TASK: Pick out every line with the word "Registry" and copy it.
## Begin STORED ROWS
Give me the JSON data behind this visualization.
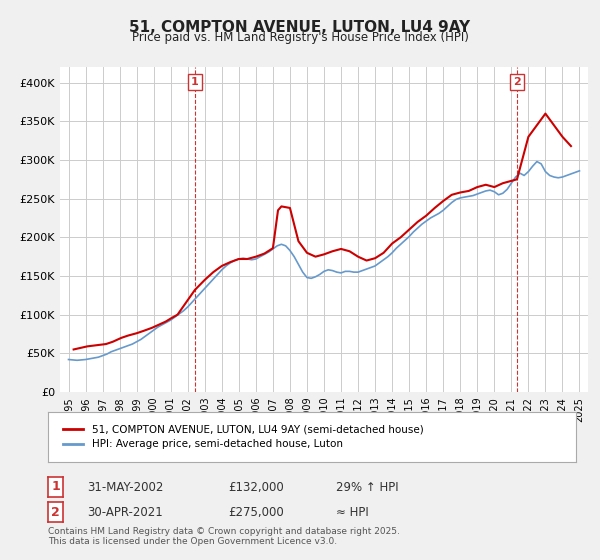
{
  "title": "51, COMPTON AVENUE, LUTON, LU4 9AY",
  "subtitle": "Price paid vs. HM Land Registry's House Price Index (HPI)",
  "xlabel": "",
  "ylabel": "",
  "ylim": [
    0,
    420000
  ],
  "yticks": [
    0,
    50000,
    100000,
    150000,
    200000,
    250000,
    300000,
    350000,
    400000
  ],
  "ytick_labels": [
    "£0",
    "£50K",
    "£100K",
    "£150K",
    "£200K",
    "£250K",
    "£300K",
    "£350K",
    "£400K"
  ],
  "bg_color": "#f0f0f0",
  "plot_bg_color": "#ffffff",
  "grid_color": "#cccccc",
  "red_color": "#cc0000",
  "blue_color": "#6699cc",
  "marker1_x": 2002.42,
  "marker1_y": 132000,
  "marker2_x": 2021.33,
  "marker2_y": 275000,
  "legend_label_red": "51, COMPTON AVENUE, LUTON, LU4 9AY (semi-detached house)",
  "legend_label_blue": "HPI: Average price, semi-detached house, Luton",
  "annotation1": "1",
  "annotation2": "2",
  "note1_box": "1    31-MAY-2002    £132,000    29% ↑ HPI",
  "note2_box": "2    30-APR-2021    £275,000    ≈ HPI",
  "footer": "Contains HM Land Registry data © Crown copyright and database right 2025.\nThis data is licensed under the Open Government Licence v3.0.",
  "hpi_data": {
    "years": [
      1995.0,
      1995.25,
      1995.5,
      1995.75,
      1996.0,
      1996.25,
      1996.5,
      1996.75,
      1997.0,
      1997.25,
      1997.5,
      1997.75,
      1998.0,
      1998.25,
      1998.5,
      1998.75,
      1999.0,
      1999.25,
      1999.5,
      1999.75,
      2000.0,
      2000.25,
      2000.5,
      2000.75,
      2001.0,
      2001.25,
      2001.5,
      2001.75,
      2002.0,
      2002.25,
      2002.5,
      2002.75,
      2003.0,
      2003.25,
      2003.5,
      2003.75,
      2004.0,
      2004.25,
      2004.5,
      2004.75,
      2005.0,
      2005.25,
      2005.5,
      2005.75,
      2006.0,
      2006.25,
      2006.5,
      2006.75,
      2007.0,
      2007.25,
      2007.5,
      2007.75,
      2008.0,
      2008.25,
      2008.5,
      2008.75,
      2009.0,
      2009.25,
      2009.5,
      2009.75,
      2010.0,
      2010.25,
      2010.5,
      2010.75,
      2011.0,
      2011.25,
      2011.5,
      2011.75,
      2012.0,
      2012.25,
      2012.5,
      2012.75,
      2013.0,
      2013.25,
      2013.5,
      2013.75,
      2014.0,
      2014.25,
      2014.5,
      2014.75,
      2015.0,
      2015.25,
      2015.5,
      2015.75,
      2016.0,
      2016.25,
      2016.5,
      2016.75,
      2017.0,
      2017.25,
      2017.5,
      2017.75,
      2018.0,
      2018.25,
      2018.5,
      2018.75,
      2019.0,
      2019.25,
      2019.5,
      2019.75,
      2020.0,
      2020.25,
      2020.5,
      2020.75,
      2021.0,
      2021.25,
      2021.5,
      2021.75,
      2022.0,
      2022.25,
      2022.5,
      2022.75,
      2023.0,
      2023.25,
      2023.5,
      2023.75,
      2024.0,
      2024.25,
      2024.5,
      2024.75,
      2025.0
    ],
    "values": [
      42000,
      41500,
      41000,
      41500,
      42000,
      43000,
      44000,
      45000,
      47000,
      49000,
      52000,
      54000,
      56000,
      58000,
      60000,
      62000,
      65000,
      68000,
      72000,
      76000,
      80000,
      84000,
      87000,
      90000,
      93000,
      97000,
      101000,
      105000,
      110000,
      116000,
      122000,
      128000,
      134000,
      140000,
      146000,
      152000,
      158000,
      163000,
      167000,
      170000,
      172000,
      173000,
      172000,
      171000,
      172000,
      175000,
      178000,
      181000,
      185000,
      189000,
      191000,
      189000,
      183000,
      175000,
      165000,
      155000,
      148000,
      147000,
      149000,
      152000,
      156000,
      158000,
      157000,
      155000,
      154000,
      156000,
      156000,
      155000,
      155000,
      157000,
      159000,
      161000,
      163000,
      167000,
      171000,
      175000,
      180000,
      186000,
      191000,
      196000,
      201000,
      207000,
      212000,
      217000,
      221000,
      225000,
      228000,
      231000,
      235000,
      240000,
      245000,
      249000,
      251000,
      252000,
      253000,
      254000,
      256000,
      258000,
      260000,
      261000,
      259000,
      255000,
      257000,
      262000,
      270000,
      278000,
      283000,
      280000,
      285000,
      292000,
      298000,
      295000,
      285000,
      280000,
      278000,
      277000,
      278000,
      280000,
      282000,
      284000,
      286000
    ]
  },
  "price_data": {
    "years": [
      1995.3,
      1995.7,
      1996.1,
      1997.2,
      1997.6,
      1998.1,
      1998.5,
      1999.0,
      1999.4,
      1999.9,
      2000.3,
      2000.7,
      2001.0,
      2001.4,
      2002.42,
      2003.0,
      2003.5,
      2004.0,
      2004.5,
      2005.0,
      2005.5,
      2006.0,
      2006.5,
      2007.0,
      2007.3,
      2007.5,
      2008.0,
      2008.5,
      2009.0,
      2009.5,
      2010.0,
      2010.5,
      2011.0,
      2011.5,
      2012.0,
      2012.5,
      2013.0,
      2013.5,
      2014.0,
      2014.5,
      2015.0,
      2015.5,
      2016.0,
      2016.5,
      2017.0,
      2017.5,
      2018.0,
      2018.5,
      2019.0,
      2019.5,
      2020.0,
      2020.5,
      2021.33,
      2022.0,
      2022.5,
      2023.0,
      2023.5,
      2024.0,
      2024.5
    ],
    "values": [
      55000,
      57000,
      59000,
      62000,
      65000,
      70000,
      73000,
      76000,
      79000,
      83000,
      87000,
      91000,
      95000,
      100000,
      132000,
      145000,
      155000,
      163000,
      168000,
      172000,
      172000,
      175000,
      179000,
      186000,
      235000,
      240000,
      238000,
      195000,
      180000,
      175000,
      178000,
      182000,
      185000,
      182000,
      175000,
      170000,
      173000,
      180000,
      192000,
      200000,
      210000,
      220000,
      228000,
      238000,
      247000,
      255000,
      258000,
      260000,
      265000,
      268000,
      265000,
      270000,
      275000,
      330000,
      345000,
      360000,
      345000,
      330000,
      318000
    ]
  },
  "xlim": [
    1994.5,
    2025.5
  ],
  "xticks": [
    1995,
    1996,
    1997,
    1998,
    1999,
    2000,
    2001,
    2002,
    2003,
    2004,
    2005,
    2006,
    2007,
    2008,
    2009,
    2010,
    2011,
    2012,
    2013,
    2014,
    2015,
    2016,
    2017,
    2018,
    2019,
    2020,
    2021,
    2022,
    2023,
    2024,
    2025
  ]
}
## End STORED ROWS
FULL ANSWER:
  "subtitle": "Price paid vs. HM Land Registry's House Price Index (HPI)",
  "footer": "Contains HM Land Registry data © Crown copyright and database right 2025.\nThis data is licensed under the Open Government Licence v3.0.",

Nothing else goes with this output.